Prompt:
Reproduce every record below exactly as written, leaving out any pictures.

Supplied records:
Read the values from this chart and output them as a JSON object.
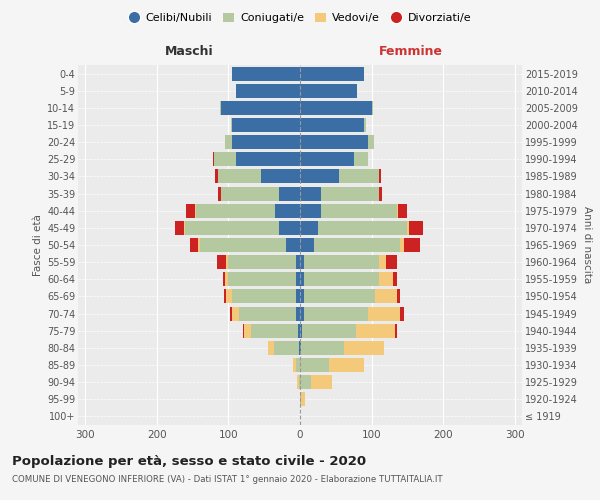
{
  "age_groups": [
    "100+",
    "95-99",
    "90-94",
    "85-89",
    "80-84",
    "75-79",
    "70-74",
    "65-69",
    "60-64",
    "55-59",
    "50-54",
    "45-49",
    "40-44",
    "35-39",
    "30-34",
    "25-29",
    "20-24",
    "15-19",
    "10-14",
    "5-9",
    "0-4"
  ],
  "birth_years": [
    "≤ 1919",
    "1920-1924",
    "1925-1929",
    "1930-1934",
    "1935-1939",
    "1940-1944",
    "1945-1949",
    "1950-1954",
    "1955-1959",
    "1960-1964",
    "1965-1969",
    "1970-1974",
    "1975-1979",
    "1980-1984",
    "1985-1989",
    "1990-1994",
    "1995-1999",
    "2000-2004",
    "2005-2009",
    "2010-2014",
    "2015-2019"
  ],
  "colors": {
    "celibi": "#3a6ea5",
    "coniugati": "#b5c9a0",
    "vedovi": "#f5c97a",
    "divorziati": "#cc2222"
  },
  "males": {
    "celibi": [
      0,
      0,
      0,
      0,
      2,
      3,
      5,
      5,
      5,
      6,
      20,
      30,
      35,
      30,
      55,
      90,
      95,
      95,
      110,
      90,
      95
    ],
    "coniugati": [
      0,
      0,
      2,
      5,
      35,
      65,
      80,
      90,
      95,
      95,
      120,
      130,
      110,
      80,
      60,
      30,
      10,
      2,
      2,
      0,
      0
    ],
    "vedovi": [
      0,
      0,
      2,
      5,
      8,
      10,
      10,
      8,
      5,
      3,
      2,
      2,
      2,
      0,
      0,
      0,
      0,
      0,
      0,
      0,
      0
    ],
    "divorziati": [
      0,
      0,
      0,
      0,
      0,
      2,
      3,
      3,
      3,
      12,
      12,
      12,
      12,
      5,
      3,
      2,
      0,
      0,
      0,
      0,
      0
    ]
  },
  "females": {
    "nubili": [
      0,
      0,
      0,
      0,
      2,
      3,
      5,
      5,
      5,
      5,
      20,
      25,
      30,
      30,
      55,
      75,
      95,
      90,
      100,
      80,
      90
    ],
    "coniugate": [
      0,
      2,
      15,
      40,
      60,
      75,
      90,
      100,
      105,
      105,
      120,
      125,
      105,
      80,
      55,
      20,
      8,
      2,
      2,
      0,
      0
    ],
    "vedove": [
      0,
      5,
      30,
      50,
      55,
      55,
      45,
      30,
      20,
      10,
      5,
      2,
      2,
      0,
      0,
      0,
      0,
      0,
      0,
      0,
      0
    ],
    "divorziate": [
      0,
      0,
      0,
      0,
      0,
      3,
      5,
      5,
      5,
      15,
      22,
      20,
      12,
      5,
      3,
      0,
      0,
      0,
      0,
      0,
      0
    ]
  },
  "title": "Popolazione per età, sesso e stato civile - 2020",
  "subtitle": "COMUNE DI VENEGONO INFERIORE (VA) - Dati ISTAT 1° gennaio 2020 - Elaborazione TUTTAITALIA.IT",
  "xlabel_left": "Maschi",
  "xlabel_right": "Femmine",
  "ylabel_left": "Fasce di età",
  "ylabel_right": "Anni di nascita",
  "xlim": 310,
  "bg_color": "#f5f5f5",
  "plot_bg": "#ebebeb",
  "legend_labels": [
    "Celibi/Nubili",
    "Coniugati/e",
    "Vedovi/e",
    "Divorziati/e"
  ],
  "legend_colors": [
    "#3a6ea5",
    "#b5c9a0",
    "#f5c97a",
    "#cc2222"
  ]
}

Answer to this task:
Read the values from this chart and output them as a JSON object.
{
  "age_groups": [
    "100+",
    "95-99",
    "90-94",
    "85-89",
    "80-84",
    "75-79",
    "70-74",
    "65-69",
    "60-64",
    "55-59",
    "50-54",
    "45-49",
    "40-44",
    "35-39",
    "30-34",
    "25-29",
    "20-24",
    "15-19",
    "10-14",
    "5-9",
    "0-4"
  ],
  "birth_years": [
    "≤ 1919",
    "1920-1924",
    "1925-1929",
    "1930-1934",
    "1935-1939",
    "1940-1944",
    "1945-1949",
    "1950-1954",
    "1955-1959",
    "1960-1964",
    "1965-1969",
    "1970-1974",
    "1975-1979",
    "1980-1984",
    "1985-1989",
    "1990-1994",
    "1995-1999",
    "2000-2004",
    "2005-2009",
    "2010-2014",
    "2015-2019"
  ],
  "colors": {
    "celibi": "#3a6ea5",
    "coniugati": "#b5c9a0",
    "vedovi": "#f5c97a",
    "divorziati": "#cc2222"
  },
  "males": {
    "celibi": [
      0,
      0,
      0,
      0,
      2,
      3,
      5,
      5,
      5,
      6,
      20,
      30,
      35,
      30,
      55,
      90,
      95,
      95,
      110,
      90,
      95
    ],
    "coniugati": [
      0,
      0,
      2,
      5,
      35,
      65,
      80,
      90,
      95,
      95,
      120,
      130,
      110,
      80,
      60,
      30,
      10,
      2,
      2,
      0,
      0
    ],
    "vedovi": [
      0,
      0,
      2,
      5,
      8,
      10,
      10,
      8,
      5,
      3,
      2,
      2,
      2,
      0,
      0,
      0,
      0,
      0,
      0,
      0,
      0
    ],
    "divorziati": [
      0,
      0,
      0,
      0,
      0,
      2,
      3,
      3,
      3,
      12,
      12,
      12,
      12,
      5,
      3,
      2,
      0,
      0,
      0,
      0,
      0
    ]
  },
  "females": {
    "nubili": [
      0,
      0,
      0,
      0,
      2,
      3,
      5,
      5,
      5,
      5,
      20,
      25,
      30,
      30,
      55,
      75,
      95,
      90,
      100,
      80,
      90
    ],
    "coniugate": [
      0,
      2,
      15,
      40,
      60,
      75,
      90,
      100,
      105,
      105,
      120,
      125,
      105,
      80,
      55,
      20,
      8,
      2,
      2,
      0,
      0
    ],
    "vedove": [
      0,
      5,
      30,
      50,
      55,
      55,
      45,
      30,
      20,
      10,
      5,
      2,
      2,
      0,
      0,
      0,
      0,
      0,
      0,
      0,
      0
    ],
    "divorziate": [
      0,
      0,
      0,
      0,
      0,
      3,
      5,
      5,
      5,
      15,
      22,
      20,
      12,
      5,
      3,
      0,
      0,
      0,
      0,
      0,
      0
    ]
  },
  "title": "Popolazione per età, sesso e stato civile - 2020",
  "subtitle": "COMUNE DI VENEGONO INFERIORE (VA) - Dati ISTAT 1° gennaio 2020 - Elaborazione TUTTAITALIA.IT",
  "xlabel_left": "Maschi",
  "xlabel_right": "Femmine",
  "ylabel_left": "Fasce di età",
  "ylabel_right": "Anni di nascita",
  "xlim": 310,
  "bg_color": "#f5f5f5",
  "plot_bg": "#ebebeb",
  "legend_labels": [
    "Celibi/Nubili",
    "Coniugati/e",
    "Vedovi/e",
    "Divorziati/e"
  ],
  "legend_colors": [
    "#3a6ea5",
    "#b5c9a0",
    "#f5c97a",
    "#cc2222"
  ]
}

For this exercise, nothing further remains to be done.